_Task prompt_
Quote all of the data below exactly, please.

_Data extract_
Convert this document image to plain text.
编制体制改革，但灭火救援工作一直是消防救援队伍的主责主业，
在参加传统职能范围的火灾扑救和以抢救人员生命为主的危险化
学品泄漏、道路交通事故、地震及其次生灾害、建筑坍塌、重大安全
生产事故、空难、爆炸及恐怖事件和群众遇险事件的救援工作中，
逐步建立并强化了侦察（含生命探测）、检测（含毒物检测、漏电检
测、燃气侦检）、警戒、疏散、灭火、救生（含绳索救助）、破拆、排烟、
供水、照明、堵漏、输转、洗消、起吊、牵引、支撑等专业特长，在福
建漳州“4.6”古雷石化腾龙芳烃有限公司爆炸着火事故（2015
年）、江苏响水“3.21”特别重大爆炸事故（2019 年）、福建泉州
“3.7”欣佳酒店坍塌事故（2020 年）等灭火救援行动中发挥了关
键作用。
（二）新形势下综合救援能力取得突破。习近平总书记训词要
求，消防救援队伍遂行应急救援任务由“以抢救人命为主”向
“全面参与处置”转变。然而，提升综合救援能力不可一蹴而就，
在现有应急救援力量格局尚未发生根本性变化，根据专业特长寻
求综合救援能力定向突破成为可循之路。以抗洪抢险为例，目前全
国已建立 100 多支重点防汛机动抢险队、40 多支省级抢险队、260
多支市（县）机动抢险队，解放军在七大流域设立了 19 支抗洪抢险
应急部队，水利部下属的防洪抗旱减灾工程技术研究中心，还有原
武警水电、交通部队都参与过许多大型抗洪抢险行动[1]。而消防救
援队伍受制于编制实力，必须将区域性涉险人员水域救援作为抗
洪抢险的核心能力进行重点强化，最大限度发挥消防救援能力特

_Problem solution_
Convert this document image to plain text.
编制体制改革，但灭火救援工作一直是消防救援队伍的主责主业，
在参加传统职能范围的火灾扑救和以抢救人员生命为主的危险化
学品泄漏、道路交通事故、地震及其次生灾害、建筑坍塌、重大安全
生产事故、空难、爆炸及恐怖事件和群众遇险事件的救援工作中，
逐步建立并强化了侦察（含生命探测）、检测（含毒物检测、漏电检
测、燃气侦检）、警戒、疏散、灭火、救生（含绳索救助）、破拆、排烟、
供水、照明、堵漏、输转、洗消、起吊、牵引、支撑等专业特长，在福
建漳州“4.6”古雷石化腾龙芳烃有限公司爆炸着火事故（2015
年）、江苏响水“3.21”特别重大爆炸事故（2019 年）、福建泉州
“3.7”欣佳酒店坍塌事故（2020 年）等灭火救援行动中发挥了关
键作用。
（二）新形势下综合救援能力取得突破。习近平总书记训词要
求，消防救援队伍遂行应急救援任务由“以抢救人命为主”向
“全面参与处置”转变。然而，提升综合救援能力不可一蹴而就，
在现有应急救援力量格局尚未发生根本性变化，根据专业特长寻
求综合救援能力定向突破成为可循之路。以抗洪抢险为例，目前全
国已建立 100 多支重点防汛机动抢险队、40 多支省级抢险队、260
多支市（县）机动抢险队，解放军在七大流域设立了 19 支抗洪抢险
应急部队，水利部下属的防洪抗旱减灾工程技术研究中心，还有原
武警水电、交通部队都参与过许多大型抗洪抢险行动[1]。而消防救
援队伍受制于编制实力，必须将区域性涉险人员水域救援作为抗
洪抢险的核心能力进行重点强化，最大限度发挥消防救援能力特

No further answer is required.